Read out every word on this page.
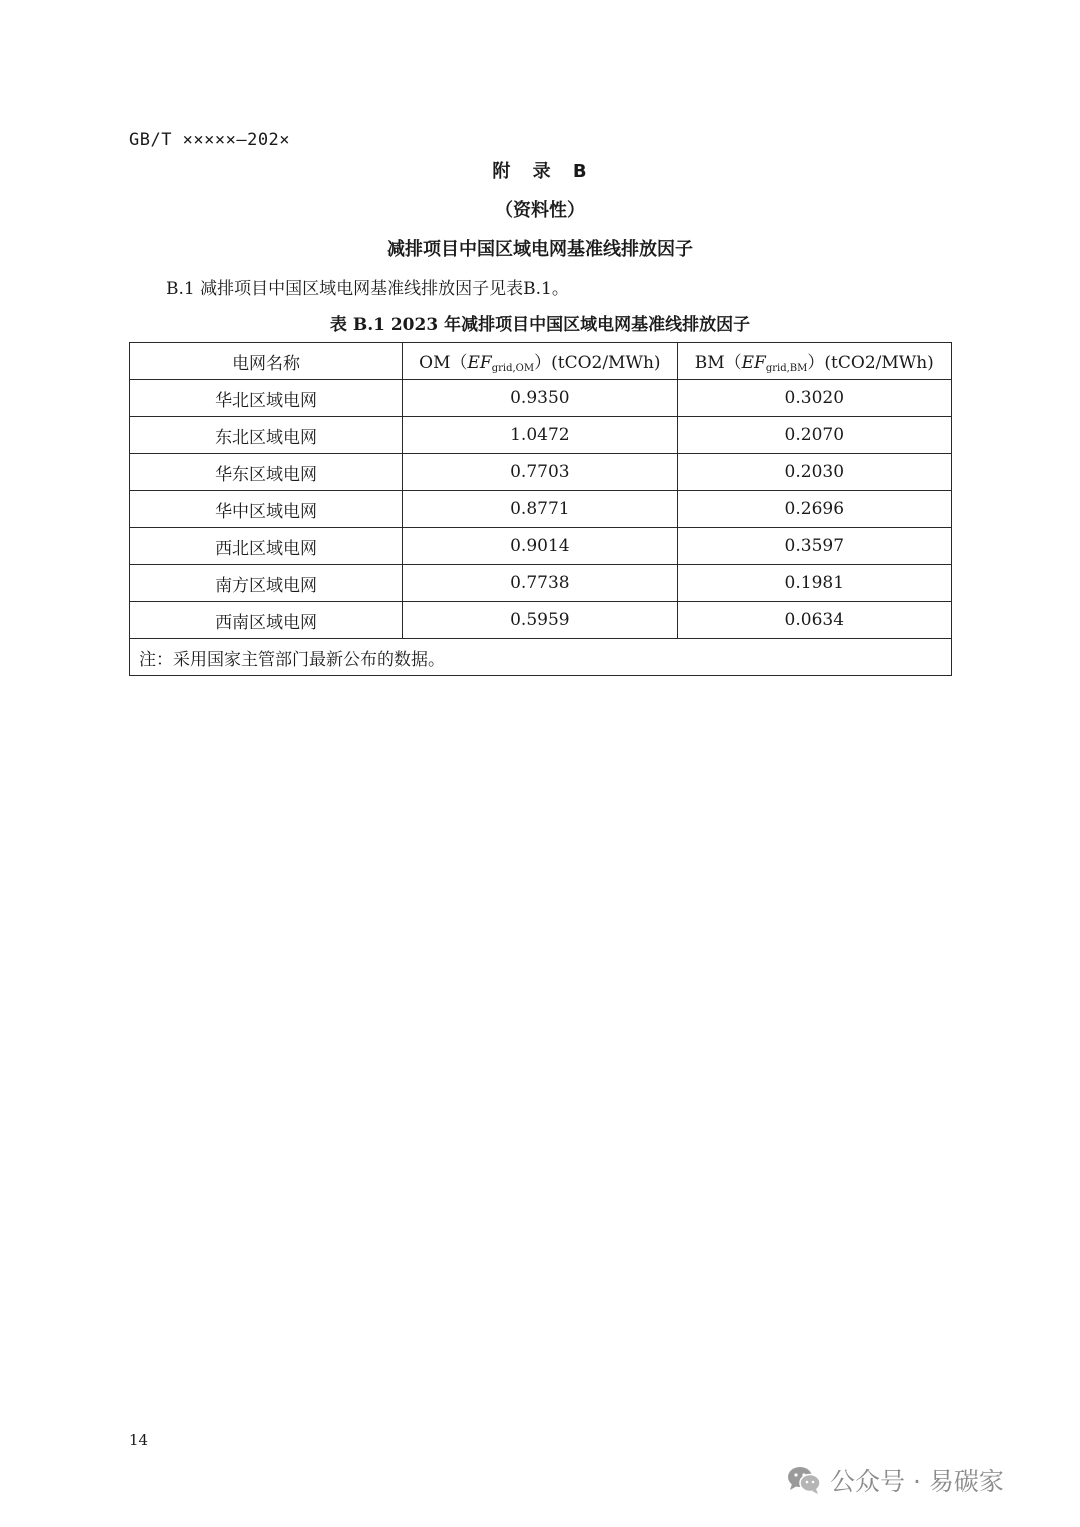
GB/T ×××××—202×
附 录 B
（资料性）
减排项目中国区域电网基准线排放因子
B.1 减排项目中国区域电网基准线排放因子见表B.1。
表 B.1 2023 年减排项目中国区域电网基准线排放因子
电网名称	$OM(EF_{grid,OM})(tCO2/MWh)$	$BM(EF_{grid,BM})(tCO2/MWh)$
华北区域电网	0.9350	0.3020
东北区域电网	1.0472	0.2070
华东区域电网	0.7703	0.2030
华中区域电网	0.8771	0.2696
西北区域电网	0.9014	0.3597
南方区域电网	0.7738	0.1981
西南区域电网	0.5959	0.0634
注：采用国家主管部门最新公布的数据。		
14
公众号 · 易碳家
☆ ☆ ☆ ☆ ☆ ☆ ☆
▶ _AIM OF THE EXERCISE_
Leave out the pictures and output the rest of the material exactly as written.

▶ _ANSWER BELOW_
Read out every word on this page.
GB/T ×××××—202×
附 录 B
（资料性）
减排项目中国区域电网基准线排放因子
B.1 减排项目中国区域电网基准线排放因子见表B.1。
表 B.1 2023 年减排项目中国区域电网基准线排放因子
电网名称	$OM(EF_{grid,OM})(tCO2/MWh)$	$BM(EF_{grid,BM})(tCO2/MWh)$
华北区域电网	0.9350	0.3020
东北区域电网	1.0472	0.2070
华东区域电网	0.7703	0.2030
华中区域电网	0.8771	0.2696
西北区域电网	0.9014	0.3597
南方区域电网	0.7738	0.1981
西南区域电网	0.5959	0.0634
注：采用国家主管部门最新公布的数据。		
14
公众号 · 易碳家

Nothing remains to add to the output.